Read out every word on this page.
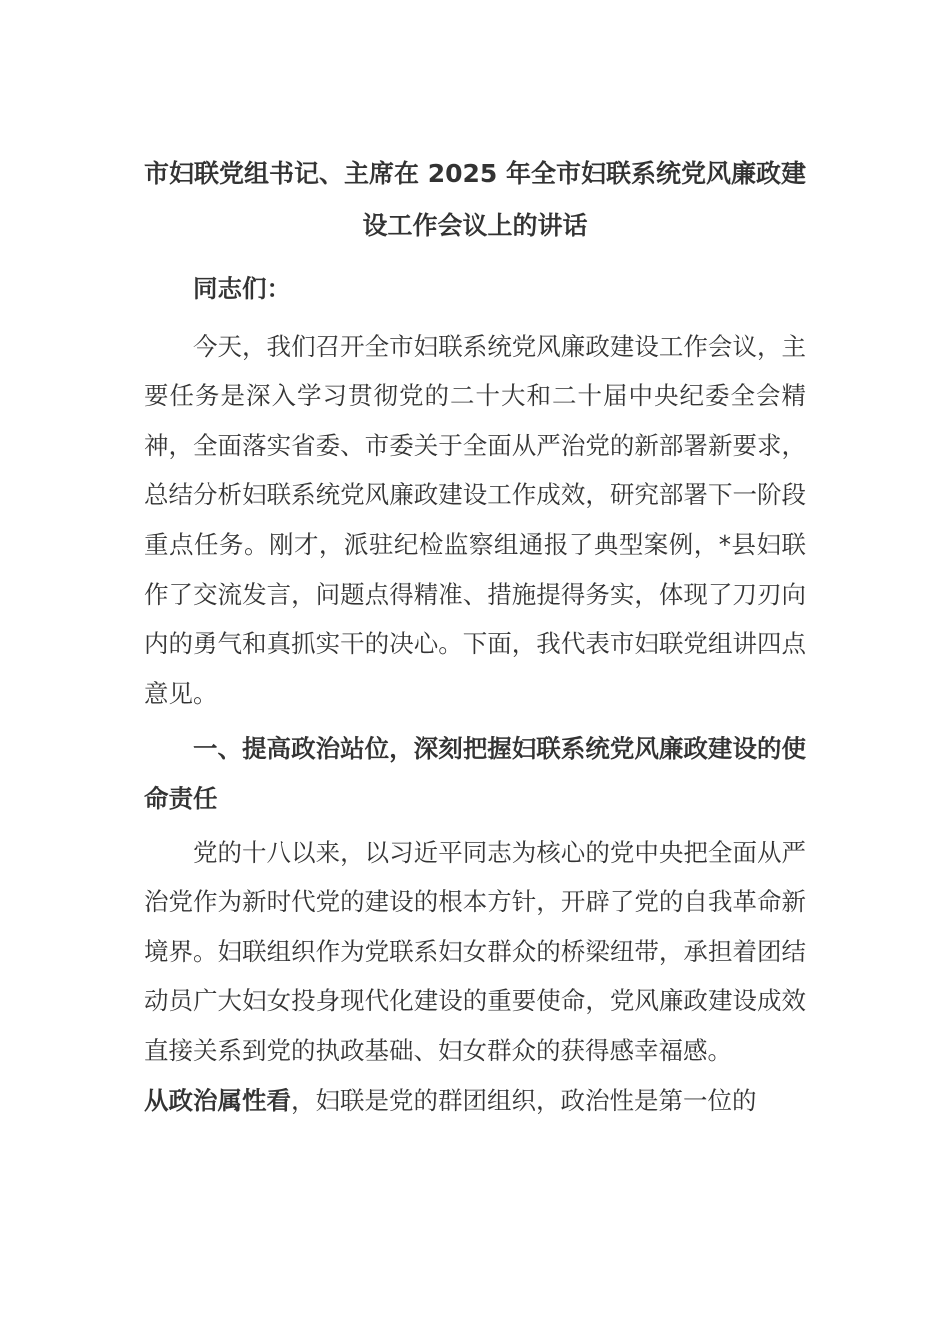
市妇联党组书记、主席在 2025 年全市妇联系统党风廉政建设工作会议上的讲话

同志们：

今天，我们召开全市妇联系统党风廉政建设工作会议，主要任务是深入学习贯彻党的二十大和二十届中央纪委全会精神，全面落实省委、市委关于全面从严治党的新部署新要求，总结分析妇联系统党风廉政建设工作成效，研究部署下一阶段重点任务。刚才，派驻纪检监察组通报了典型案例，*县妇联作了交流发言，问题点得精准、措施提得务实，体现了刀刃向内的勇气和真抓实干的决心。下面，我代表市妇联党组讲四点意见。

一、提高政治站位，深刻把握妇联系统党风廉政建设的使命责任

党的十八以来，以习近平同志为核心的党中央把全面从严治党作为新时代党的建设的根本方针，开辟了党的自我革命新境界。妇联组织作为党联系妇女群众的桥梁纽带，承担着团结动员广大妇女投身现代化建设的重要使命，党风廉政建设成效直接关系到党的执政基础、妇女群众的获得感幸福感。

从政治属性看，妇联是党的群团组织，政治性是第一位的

□ □ □ □ □ □ □

◆ **Exercise goal**:
Copy out the listing exactly as it stands, but not the pictures.

◆ **Task output**:
Read out every word on this page.
市妇联党组书记、主席在 2025 年全市妇联系统党风廉政建设工作会议上的讲话

同志们：

今天，我们召开全市妇联系统党风廉政建设工作会议，主要任务是深入学习贯彻党的二十大和二十届中央纪委全会精神，全面落实省委、市委关于全面从严治党的新部署新要求，总结分析妇联系统党风廉政建设工作成效，研究部署下一阶段重点任务。刚才，派驻纪检监察组通报了典型案例，*县妇联作了交流发言，问题点得精准、措施提得务实，体现了刀刃向内的勇气和真抓实干的决心。下面，我代表市妇联党组讲四点意见。

一、提高政治站位，深刻把握妇联系统党风廉政建设的使命责任

党的十八以来，以习近平同志为核心的党中央把全面从严治党作为新时代党的建设的根本方针，开辟了党的自我革命新境界。妇联组织作为党联系妇女群众的桥梁纽带，承担着团结动员广大妇女投身现代化建设的重要使命，党风廉政建设成效直接关系到党的执政基础、妇女群众的获得感幸福感。

从政治属性看，妇联是党的群团组织，政治性是第一位的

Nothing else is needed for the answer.